Exercise objective –
Comb the records below for the string "glucoside" and copy each line where it turns up.

Input records –

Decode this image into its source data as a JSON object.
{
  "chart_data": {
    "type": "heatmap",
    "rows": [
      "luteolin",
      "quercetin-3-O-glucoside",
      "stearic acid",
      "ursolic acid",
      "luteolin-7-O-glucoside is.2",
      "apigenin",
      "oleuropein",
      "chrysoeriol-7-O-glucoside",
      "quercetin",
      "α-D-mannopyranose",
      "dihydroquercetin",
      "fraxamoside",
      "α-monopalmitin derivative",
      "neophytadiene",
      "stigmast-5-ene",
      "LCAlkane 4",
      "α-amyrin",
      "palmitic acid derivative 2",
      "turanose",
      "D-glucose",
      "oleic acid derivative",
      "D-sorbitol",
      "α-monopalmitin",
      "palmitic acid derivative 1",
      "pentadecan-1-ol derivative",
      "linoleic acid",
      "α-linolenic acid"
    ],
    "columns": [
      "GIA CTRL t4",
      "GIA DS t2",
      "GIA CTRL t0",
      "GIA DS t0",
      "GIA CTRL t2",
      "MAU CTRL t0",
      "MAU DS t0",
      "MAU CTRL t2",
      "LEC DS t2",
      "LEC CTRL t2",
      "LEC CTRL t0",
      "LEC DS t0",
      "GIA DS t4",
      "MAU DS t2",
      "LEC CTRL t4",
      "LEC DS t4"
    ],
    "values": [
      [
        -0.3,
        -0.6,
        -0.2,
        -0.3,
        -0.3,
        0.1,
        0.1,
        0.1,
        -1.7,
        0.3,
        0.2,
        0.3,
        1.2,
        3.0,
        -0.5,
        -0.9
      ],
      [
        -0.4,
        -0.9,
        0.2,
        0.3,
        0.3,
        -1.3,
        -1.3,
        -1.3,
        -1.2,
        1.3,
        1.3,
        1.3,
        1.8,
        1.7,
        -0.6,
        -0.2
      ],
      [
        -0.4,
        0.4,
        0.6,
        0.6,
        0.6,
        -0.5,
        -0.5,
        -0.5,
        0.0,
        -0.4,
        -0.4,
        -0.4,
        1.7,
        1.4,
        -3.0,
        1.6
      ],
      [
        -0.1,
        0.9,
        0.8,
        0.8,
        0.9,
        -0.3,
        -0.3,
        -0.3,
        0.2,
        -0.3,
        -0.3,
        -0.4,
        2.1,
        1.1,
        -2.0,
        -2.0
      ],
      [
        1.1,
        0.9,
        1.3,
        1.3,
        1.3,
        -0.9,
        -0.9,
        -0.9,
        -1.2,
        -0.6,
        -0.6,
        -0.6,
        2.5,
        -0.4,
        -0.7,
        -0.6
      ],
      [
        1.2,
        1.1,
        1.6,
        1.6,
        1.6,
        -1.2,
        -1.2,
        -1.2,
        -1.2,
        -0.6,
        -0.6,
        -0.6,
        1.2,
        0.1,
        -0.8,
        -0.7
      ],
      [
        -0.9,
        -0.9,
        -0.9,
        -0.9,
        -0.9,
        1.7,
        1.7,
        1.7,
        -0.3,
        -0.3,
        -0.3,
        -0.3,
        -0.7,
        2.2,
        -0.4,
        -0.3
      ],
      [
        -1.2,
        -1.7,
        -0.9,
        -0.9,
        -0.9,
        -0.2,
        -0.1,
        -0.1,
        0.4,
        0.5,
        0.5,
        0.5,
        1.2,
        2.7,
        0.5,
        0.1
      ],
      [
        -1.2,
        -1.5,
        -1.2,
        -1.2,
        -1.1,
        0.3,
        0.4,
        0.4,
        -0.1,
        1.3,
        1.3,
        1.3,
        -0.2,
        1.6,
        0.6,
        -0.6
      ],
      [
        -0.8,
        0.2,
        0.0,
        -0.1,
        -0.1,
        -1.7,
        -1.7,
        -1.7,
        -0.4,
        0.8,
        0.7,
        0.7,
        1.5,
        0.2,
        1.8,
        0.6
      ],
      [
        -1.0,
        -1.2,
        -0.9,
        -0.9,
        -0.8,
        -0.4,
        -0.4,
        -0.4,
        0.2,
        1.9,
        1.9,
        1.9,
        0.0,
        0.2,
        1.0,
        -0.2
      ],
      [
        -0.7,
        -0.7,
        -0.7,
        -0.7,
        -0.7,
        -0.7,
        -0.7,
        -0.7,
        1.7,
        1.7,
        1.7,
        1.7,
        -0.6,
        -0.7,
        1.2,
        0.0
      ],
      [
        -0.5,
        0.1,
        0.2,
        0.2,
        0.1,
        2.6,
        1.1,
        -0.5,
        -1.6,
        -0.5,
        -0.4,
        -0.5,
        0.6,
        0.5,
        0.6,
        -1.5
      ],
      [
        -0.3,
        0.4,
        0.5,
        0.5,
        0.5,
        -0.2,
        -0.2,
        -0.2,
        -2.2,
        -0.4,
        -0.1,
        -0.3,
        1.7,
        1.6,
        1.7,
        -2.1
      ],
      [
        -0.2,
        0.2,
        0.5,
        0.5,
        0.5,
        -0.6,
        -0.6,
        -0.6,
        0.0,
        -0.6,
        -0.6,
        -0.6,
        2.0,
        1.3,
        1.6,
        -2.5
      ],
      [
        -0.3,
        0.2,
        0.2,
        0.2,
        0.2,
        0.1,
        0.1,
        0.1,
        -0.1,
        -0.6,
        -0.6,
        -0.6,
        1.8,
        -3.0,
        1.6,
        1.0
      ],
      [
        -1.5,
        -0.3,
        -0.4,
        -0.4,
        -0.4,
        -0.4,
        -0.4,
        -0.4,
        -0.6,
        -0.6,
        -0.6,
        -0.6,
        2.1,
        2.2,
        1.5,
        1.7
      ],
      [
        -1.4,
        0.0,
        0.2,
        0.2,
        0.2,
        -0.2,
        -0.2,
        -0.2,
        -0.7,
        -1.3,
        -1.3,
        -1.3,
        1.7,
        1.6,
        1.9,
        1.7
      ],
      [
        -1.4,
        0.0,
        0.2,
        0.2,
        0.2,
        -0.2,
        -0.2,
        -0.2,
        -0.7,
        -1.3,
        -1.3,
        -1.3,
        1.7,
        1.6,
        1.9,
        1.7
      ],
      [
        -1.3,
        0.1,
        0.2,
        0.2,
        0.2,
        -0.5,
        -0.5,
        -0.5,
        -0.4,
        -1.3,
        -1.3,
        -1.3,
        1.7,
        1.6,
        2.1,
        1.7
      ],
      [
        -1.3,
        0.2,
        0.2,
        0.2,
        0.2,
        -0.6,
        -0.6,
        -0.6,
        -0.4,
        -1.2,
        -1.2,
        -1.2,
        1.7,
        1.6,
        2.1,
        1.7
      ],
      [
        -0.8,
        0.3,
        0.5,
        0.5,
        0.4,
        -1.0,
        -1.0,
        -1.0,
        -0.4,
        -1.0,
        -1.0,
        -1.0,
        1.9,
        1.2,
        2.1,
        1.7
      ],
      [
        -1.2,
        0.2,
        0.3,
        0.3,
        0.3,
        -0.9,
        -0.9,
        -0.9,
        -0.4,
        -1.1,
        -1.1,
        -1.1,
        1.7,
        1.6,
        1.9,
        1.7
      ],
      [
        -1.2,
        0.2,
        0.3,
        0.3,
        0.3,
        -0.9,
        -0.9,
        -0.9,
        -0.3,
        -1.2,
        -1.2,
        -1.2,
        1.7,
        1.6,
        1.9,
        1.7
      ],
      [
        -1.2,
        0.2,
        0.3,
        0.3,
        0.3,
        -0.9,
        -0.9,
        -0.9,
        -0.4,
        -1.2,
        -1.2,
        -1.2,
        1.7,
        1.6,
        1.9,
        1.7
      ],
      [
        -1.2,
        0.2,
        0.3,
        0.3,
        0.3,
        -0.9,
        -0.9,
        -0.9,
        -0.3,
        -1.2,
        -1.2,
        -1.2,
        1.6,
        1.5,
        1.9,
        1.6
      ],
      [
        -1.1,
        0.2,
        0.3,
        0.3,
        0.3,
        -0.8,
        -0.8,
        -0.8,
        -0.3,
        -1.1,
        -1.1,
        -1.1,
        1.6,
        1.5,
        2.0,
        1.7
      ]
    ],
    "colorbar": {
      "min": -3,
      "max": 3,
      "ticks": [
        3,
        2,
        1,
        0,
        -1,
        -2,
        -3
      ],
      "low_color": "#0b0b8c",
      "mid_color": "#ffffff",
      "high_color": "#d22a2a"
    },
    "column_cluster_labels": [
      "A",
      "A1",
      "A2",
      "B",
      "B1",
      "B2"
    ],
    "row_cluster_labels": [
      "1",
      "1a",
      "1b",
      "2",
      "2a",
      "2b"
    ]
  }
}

Solution –
      "quercetin-3-O-glucoside",
      "luteolin-7-O-glucoside is.2",
      "chrysoeriol-7-O-glucoside",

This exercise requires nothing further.